Pull out every line containing the string "America".

## START

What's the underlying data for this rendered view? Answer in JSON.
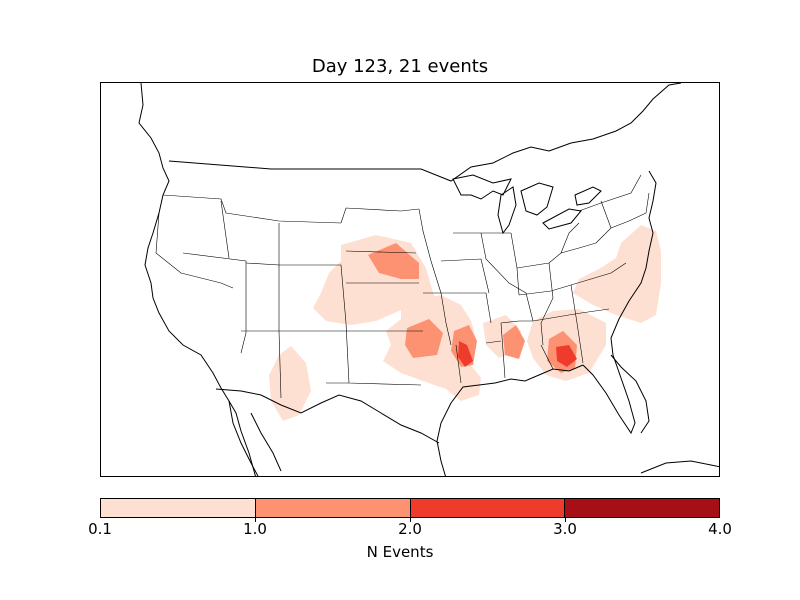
{
  "title": "Day 123, 21 events",
  "colorbar": {
    "label": "N Events",
    "ticks": [
      "0.1",
      "1.0",
      "2.0",
      "3.0",
      "4.0"
    ],
    "colors": [
      "#fee0d2",
      "#fc9272",
      "#ef3b2c",
      "#a50f15"
    ]
  }
}
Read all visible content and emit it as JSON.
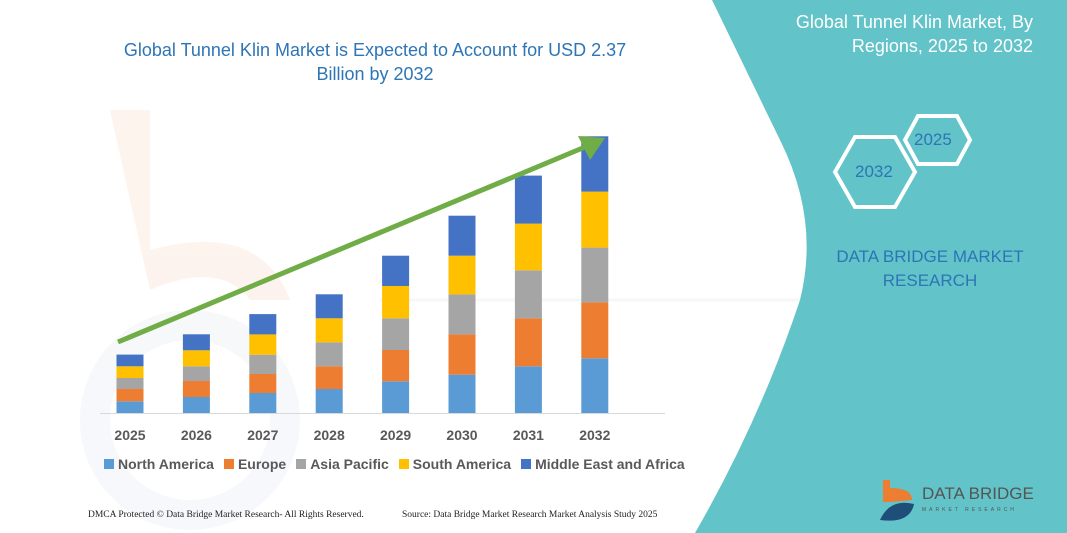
{
  "header": {
    "title": "Global Tunnel Klin Market is Expected to Account for USD 2.37 Billion by 2032",
    "side_title": "Global Tunnel Klin Market, By Regions, 2025 to 2032"
  },
  "side_panel": {
    "hex_start": "2025",
    "hex_end": "2032",
    "brand": "DATA BRIDGE MARKET RESEARCH",
    "logo_name": "DATA BRIDGE",
    "logo_sub": "MARKET RESEARCH",
    "panel_color": "#62c3c8"
  },
  "footer": {
    "left": "DMCA Protected © Data Bridge Market Research- All Rights Reserved.",
    "right": "Source: Data Bridge Market Research Market Analysis Study 2025"
  },
  "chart_data": {
    "type": "bar",
    "stacked": true,
    "title": "Global Tunnel Klin Market is Expected to Account for USD 2.37 Billion by 2032",
    "categories": [
      "2025",
      "2026",
      "2027",
      "2028",
      "2029",
      "2030",
      "2031",
      "2032"
    ],
    "series": [
      {
        "name": "North America",
        "color": "#5b9bd5",
        "values": [
          11.7,
          16,
          20,
          24,
          31.7,
          38.3,
          46.7,
          54.7
        ]
      },
      {
        "name": "Europe",
        "color": "#ed7d31",
        "values": [
          12.3,
          16,
          19,
          22.7,
          31.3,
          40.3,
          48,
          56
        ]
      },
      {
        "name": "Asia Pacific",
        "color": "#a5a5a5",
        "values": [
          11,
          14.7,
          19.3,
          24,
          31.7,
          40,
          48,
          54.7
        ]
      },
      {
        "name": "South America",
        "color": "#ffc000",
        "values": [
          11.7,
          16,
          20.3,
          24,
          32.3,
          38.7,
          46.7,
          56
        ]
      },
      {
        "name": "Middle East and Africa",
        "color": "#4472c4",
        "values": [
          11.7,
          16,
          20.3,
          24,
          30.3,
          40,
          48,
          55.3
        ]
      }
    ],
    "y_axis_shown": false,
    "grid": false,
    "legend": "bottom",
    "trend_arrow": {
      "color": "#70ad47",
      "direction": "up"
    }
  }
}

## END

> _Full response_:
        "name": "North America",
        "name": "South America",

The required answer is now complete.